> **Stated problem**
Keep the pictures out of the copy and repeat the records exactly.

> **Recorded information**
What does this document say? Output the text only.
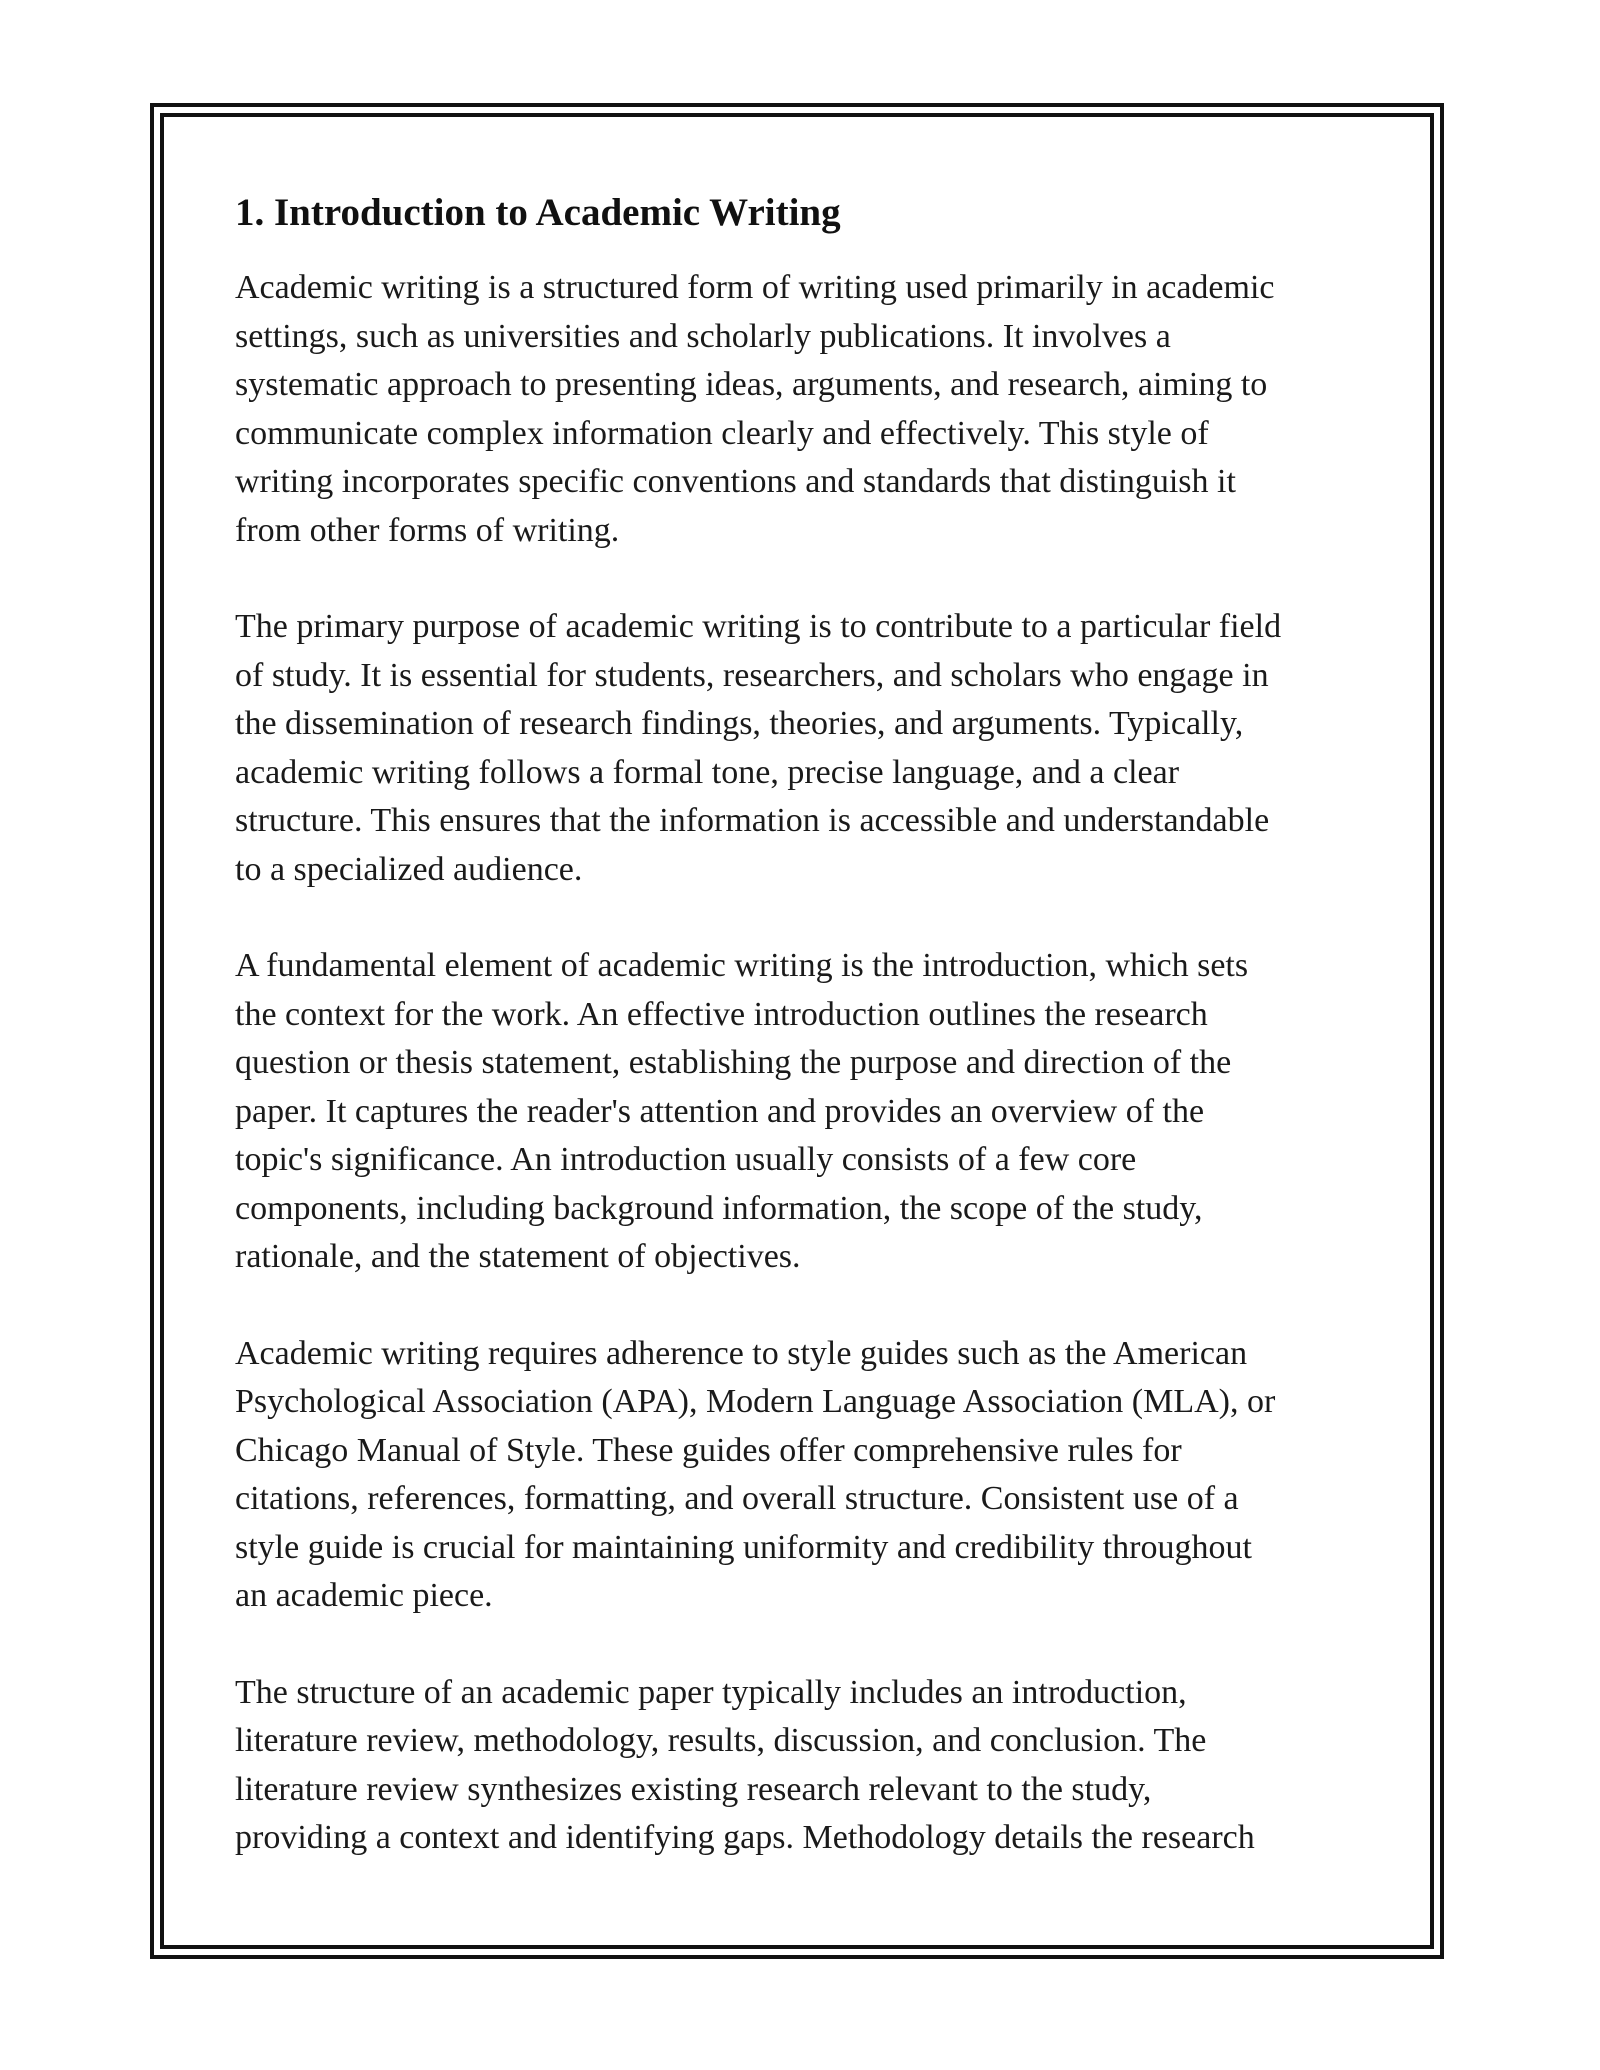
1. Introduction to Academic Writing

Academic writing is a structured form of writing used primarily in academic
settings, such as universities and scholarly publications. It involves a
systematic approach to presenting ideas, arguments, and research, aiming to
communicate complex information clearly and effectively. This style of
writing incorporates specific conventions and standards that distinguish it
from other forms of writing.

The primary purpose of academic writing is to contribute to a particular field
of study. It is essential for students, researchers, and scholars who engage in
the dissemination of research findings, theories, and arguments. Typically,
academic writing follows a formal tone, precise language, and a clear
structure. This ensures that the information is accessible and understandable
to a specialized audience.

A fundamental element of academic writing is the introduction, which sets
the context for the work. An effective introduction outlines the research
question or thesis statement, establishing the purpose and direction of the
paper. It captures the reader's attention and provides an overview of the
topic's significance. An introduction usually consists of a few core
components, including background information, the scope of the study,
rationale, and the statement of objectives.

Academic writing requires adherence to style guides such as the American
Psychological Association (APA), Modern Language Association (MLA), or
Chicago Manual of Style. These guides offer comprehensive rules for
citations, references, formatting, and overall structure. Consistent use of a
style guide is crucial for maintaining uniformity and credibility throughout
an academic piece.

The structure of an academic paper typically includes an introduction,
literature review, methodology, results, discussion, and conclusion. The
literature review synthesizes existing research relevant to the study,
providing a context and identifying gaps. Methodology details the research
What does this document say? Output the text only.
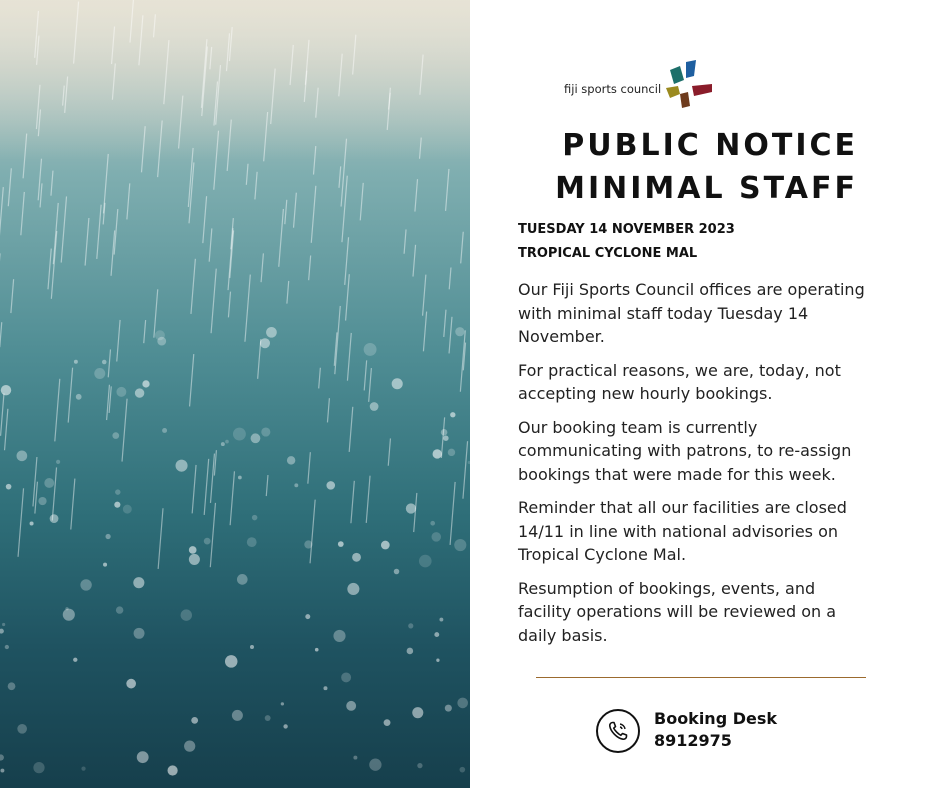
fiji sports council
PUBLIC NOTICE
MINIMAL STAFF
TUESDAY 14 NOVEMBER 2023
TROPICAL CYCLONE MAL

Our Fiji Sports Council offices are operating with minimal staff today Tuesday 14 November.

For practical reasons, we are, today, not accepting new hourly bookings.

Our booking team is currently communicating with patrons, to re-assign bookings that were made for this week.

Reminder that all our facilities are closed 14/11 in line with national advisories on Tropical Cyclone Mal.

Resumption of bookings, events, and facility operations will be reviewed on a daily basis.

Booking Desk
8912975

> **Solution to the exercise**
What does this document say? Output the text only.
1. Introduction to Academic Writing

Academic writing is a structured form of writing used primarily in academic
settings, such as universities and scholarly publications. It involves a
systematic approach to presenting ideas, arguments, and research, aiming to
communicate complex information clearly and effectively. This style of
writing incorporates specific conventions and standards that distinguish it
from other forms of writing.

The primary purpose of academic writing is to contribute to a particular field
of study. It is essential for students, researchers, and scholars who engage in
the dissemination of research findings, theories, and arguments. Typically,
academic writing follows a formal tone, precise language, and a clear
structure. This ensures that the information is accessible and understandable
to a specialized audience.

A fundamental element of academic writing is the introduction, which sets
the context for the work. An effective introduction outlines the research
question or thesis statement, establishing the purpose and direction of the
paper. It captures the reader's attention and provides an overview of the
topic's significance. An introduction usually consists of a few core
components, including background information, the scope of the study,
rationale, and the statement of objectives.

Academic writing requires adherence to style guides such as the American
Psychological Association (APA), Modern Language Association (MLA), or
Chicago Manual of Style. These guides offer comprehensive rules for
citations, references, formatting, and overall structure. Consistent use of a
style guide is crucial for maintaining uniformity and credibility throughout
an academic piece.

The structure of an academic paper typically includes an introduction,
literature review, methodology, results, discussion, and conclusion. The
literature review synthesizes existing research relevant to the study,
providing a context and identifying gaps. Methodology details the research
What does this document say? Output the text only.
fiji sports council
PUBLIC NOTICE
MINIMAL STAFF
TUESDAY 14 NOVEMBER 2023
TROPICAL CYCLONE MAL

Our Fiji Sports Council offices are operating with minimal staff today Tuesday 14 November.

For practical reasons, we are, today, not accepting new hourly bookings.

Our booking team is currently communicating with patrons, to re-assign bookings that were made for this week.

Reminder that all our facilities are closed 14/11 in line with national advisories on Tropical Cyclone Mal.

Resumption of bookings, events, and facility operations will be reviewed on a daily basis.

Booking Desk
8912975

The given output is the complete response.